>> START Records for the task

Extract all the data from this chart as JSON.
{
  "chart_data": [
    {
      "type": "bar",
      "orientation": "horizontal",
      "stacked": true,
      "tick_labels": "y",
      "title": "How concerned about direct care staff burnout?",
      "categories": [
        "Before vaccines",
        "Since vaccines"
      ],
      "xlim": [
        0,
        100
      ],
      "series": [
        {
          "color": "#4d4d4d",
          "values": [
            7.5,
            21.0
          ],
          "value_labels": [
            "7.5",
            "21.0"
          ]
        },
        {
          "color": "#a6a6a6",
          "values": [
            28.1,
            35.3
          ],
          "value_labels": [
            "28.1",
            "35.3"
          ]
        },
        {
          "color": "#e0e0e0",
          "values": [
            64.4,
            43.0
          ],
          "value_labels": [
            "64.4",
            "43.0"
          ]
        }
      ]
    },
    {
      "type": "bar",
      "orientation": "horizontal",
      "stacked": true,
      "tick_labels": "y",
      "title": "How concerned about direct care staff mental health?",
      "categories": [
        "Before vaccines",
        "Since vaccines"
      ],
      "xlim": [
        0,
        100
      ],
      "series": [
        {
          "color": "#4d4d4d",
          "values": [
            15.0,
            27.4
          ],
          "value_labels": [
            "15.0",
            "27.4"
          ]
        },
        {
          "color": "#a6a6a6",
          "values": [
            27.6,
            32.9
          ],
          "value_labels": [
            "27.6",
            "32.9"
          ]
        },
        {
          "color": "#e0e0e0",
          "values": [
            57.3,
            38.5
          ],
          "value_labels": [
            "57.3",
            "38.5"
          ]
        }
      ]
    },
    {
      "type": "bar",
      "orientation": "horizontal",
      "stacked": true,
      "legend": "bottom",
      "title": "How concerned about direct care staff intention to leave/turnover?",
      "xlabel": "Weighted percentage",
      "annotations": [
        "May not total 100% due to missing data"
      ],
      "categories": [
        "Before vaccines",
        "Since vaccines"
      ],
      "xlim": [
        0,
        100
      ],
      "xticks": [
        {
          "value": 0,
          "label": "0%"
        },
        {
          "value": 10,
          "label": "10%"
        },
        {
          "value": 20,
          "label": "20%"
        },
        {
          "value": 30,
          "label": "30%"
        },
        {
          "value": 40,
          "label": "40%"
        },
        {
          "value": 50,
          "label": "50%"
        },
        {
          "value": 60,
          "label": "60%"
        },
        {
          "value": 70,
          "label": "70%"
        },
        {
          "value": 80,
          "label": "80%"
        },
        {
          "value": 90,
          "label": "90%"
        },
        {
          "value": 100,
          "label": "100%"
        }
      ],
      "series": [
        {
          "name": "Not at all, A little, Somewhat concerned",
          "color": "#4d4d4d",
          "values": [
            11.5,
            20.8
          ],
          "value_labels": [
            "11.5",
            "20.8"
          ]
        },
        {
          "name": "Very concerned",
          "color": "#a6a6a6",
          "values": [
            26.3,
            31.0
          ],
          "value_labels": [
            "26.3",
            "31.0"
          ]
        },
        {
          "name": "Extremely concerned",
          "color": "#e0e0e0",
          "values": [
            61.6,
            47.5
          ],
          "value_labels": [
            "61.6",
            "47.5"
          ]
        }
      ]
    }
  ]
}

>> END Records for the task

What is required: Find the word "concerned" and list each line it appears in.

Reply:
      "title": "How concerned about direct care staff burnout?",
      "title": "How concerned about direct care staff mental health?",
      "title": "How concerned about direct care staff intention to leave/turnover?",
          "name": "Not at all, A little, Somewhat concerned",
          "name": "Very concerned",
          "name": "Extremely concerned",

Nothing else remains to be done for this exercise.